TASK STATEMENT ▸ Copy out every line of the records where the string "cylindre" occurs.

DATA TO USE ▸
------------
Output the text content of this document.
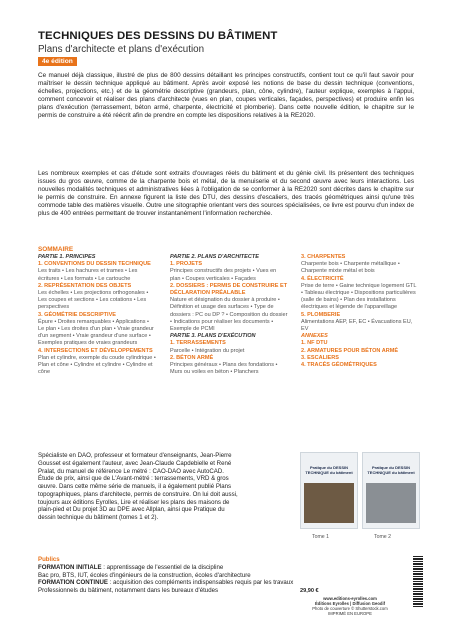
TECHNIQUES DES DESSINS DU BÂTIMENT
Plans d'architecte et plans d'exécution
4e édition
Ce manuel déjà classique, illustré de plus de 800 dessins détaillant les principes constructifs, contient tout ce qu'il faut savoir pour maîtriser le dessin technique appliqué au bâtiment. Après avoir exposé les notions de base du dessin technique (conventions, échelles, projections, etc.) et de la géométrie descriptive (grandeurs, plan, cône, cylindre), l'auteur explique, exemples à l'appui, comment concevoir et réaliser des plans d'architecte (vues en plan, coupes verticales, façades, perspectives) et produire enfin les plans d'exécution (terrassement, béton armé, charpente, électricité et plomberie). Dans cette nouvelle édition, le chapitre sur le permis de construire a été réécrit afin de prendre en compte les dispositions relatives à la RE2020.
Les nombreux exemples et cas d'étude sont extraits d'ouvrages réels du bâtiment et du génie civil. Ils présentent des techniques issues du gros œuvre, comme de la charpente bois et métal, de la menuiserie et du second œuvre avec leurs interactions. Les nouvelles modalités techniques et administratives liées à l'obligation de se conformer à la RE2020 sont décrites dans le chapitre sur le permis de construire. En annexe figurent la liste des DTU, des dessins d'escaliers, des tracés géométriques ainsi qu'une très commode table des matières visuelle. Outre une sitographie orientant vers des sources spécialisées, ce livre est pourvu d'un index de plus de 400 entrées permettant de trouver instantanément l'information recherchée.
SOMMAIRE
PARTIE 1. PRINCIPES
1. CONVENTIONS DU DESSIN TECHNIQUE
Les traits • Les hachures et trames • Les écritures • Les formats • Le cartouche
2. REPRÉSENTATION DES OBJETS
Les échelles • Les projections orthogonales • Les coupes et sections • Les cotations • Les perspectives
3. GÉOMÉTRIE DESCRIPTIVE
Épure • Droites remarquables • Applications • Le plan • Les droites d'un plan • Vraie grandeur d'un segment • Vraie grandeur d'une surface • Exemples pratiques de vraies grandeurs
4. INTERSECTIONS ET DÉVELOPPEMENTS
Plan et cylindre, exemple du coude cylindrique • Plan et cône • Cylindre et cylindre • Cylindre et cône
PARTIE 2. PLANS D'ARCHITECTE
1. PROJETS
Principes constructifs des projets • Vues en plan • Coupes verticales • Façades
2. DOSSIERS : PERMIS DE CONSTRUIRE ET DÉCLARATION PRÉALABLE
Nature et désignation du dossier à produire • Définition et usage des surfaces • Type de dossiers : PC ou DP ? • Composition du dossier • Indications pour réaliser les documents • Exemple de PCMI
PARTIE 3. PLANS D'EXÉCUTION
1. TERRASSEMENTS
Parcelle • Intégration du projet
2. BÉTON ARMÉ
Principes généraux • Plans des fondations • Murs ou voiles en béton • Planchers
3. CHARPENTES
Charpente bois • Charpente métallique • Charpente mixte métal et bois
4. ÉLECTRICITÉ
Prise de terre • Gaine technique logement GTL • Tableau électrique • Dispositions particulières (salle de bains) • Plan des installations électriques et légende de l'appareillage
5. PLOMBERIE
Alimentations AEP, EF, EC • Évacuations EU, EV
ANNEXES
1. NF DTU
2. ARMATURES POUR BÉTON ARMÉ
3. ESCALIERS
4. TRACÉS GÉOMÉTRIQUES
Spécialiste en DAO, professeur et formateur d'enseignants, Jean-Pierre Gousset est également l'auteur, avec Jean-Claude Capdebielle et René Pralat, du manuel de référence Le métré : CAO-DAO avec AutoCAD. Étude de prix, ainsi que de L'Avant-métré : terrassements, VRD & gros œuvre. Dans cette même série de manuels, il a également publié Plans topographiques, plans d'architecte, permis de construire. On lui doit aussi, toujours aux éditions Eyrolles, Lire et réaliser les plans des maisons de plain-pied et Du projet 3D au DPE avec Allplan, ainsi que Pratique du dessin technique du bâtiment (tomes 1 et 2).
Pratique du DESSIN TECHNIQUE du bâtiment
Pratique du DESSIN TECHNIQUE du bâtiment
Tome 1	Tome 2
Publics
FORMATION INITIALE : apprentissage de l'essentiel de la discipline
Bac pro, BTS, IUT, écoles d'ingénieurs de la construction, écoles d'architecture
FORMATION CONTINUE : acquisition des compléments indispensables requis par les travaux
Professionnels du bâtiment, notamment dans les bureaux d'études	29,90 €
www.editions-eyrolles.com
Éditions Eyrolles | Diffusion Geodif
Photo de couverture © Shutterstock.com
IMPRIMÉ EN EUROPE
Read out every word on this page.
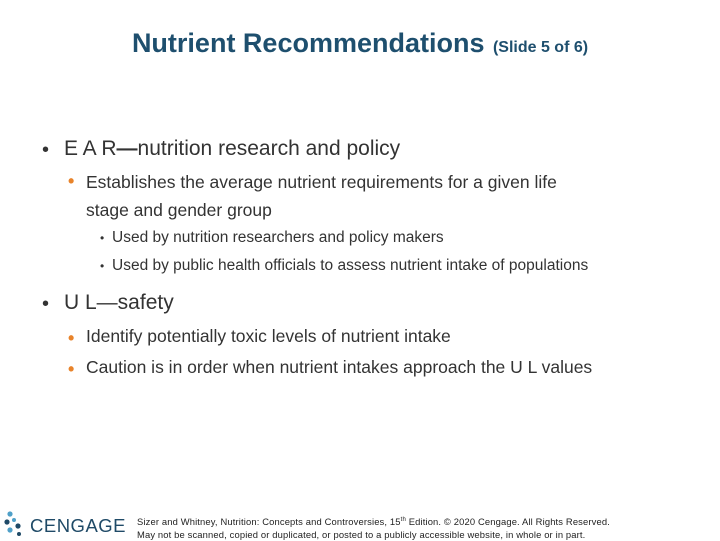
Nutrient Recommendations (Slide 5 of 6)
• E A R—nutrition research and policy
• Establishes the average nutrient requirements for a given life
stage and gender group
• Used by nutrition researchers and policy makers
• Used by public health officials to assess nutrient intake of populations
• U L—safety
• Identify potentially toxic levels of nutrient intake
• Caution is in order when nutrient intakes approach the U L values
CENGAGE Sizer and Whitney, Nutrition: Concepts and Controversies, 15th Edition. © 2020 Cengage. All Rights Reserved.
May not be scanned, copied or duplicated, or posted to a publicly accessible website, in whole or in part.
------------
TASK ANSWER ▸
Ce manuel déjà classique, illustré de plus de 800 dessins détaillant les principes constructifs, contient tout ce qu'il faut savoir pour maîtriser le dessin technique appliqué au bâtiment. Après avoir exposé les notions de base du dessin technique (conventions, échelles, projections, etc.) et de la géométrie descriptive (grandeurs, plan, cône, cylindre), l'auteur explique, exemples à l'appui, comment concevoir et réaliser des plans d'architecte (vues en plan, coupes verticales, façades, perspectives) et produire enfin les plans d'exécution (terrassement, béton armé, charpente, électricité et plomberie). Dans cette nouvelle édition, le chapitre sur le permis de construire a été réécrit afin de prendre en compte les dispositions relatives à la RE2020.
Plan et cylindre, exemple du coude cylindrique • Plan et cône • Cylindre et cylindre • Cylindre et cône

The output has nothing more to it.